------ Текст

80-е годы подошли к концу, и жизнь моя резко изменилась. После диагноза Генри произошла катастрофа с Кристофером. И все это поменяло мои приоритеты. Я сосредоточилась на обязанностях матери, а не жены. Я понимала, что Кристоферу я нужнее, чем Колину, поэтому осталась в Англии.
Кристофер стал ходить. Его прогресс был поразительным. Через три года после катастрофы он впервые вышел в свет – на бал в Холкеме. Я смотрела на этого элегантного, улыбающегося молодого человека в смокинге и не могла поверить собственным глазам. Впрочем, большую часть вечера он провел рядом со мной, прислонясь к моему плечу. Я не возражала, но он был очень высоким и тяжелым, и я боялась, что в конце концов мы оба свалимся на пол. Полностью Кристофер восстановился лишь через пять лет.
За это время изменился и Мюстик. Беззаботные гедонистические развлечения 70-х и 80-х увенчались таким успехом, что остров стал совершенно другим. Колин продал большую часть акций и принимал все меньше участия в управлении. Он просто больше не мог все делать по-своему. Многие не хотели мириться с его точкой зрения, которую он высказывал очень резко, и в 1987 году Колин покинул Мюстик. Большой дом он продал третьему мужу Кристины Онассис, бывшему агенту КГБ Сергею Каузову.
Он переехал на Сент-Люсию и вложил средства в развитие поместья площадью 480 акров[47], купленного Генри перед смертью. Половину земли он продал девелоперам, и там построили модный курорт. Вторую половину он оставил за собой, чтобы создать нечто столь же впечатляющее, как и Мюстик.

------------
------ Данные для анализа

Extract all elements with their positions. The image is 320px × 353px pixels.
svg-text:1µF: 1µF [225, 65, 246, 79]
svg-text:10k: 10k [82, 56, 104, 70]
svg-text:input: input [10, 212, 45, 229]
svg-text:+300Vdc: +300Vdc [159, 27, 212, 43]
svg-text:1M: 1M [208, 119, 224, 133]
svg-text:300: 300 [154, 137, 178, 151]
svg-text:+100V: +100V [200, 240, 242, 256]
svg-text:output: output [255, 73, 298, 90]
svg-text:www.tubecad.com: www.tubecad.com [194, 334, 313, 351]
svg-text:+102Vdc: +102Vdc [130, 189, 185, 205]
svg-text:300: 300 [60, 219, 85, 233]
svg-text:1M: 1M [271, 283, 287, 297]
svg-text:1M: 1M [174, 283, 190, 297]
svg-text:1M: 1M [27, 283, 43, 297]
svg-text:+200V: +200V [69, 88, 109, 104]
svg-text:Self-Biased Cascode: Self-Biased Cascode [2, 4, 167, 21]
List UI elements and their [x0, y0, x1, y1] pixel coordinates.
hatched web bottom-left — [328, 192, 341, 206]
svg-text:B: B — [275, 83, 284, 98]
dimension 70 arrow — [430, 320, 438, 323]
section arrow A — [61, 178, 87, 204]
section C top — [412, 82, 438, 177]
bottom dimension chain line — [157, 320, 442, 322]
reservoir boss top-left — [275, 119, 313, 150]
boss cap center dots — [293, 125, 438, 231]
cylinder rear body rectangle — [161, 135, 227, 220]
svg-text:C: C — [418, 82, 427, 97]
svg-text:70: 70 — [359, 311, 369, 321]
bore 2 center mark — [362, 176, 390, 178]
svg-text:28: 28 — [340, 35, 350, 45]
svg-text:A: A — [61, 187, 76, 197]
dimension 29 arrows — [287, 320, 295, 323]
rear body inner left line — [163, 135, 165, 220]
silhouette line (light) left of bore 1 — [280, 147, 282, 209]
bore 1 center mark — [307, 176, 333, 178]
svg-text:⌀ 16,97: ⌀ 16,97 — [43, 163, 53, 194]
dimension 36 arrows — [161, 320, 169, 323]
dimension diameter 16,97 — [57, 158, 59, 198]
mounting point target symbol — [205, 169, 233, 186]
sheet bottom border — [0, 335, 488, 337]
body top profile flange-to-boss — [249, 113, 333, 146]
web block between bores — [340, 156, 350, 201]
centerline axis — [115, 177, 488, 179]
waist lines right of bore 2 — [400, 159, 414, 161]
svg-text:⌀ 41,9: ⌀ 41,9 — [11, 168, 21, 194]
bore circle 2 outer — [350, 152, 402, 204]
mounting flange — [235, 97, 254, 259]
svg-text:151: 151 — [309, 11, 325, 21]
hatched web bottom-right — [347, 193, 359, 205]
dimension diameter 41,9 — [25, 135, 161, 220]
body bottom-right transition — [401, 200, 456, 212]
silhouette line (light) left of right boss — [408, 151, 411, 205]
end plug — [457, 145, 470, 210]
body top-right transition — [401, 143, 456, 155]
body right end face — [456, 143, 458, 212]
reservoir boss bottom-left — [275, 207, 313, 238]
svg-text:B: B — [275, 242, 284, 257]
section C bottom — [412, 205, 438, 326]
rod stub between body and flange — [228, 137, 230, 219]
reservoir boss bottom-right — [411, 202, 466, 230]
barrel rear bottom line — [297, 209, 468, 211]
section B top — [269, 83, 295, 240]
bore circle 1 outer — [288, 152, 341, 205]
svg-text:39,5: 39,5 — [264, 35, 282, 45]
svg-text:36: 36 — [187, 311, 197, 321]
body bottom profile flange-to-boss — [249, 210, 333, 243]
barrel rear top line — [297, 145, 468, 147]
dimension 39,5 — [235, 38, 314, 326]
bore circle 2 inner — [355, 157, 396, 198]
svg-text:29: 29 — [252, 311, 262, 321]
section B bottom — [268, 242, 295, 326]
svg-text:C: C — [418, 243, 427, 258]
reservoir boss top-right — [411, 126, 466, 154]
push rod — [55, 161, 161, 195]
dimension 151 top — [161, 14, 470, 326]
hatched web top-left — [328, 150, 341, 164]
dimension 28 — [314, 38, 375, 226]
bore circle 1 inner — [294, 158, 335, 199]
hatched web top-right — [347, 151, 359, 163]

------------

Задания для выполнения
a – Верните из текста фрагмент от слов «Кристофер стал ходить.» до слов «через пять лет.» включительно.
b – В каком году, согласно тексту, Колин покинул Мюстик?

Результаты по порядку
a –
Кристофер стал ходить. Его прогресс был поразительным. Через три года после катастрофы он впервые вышел в свет – на бал в Холкеме. Я смотрела на этого элегантного, улыбающегося молодого человека в смокинге и не могла поверить собственным глазам. Впрочем, большую часть вечера он провел рядом со мной, прислонясь к моему плечу. Я не возражала, но он был очень высоким и тяжелым, и я боялась, что в конце концов мы оба свалимся на пол. Полностью Кристофер восстановился лишь через пять лет.

b – В 1987 году.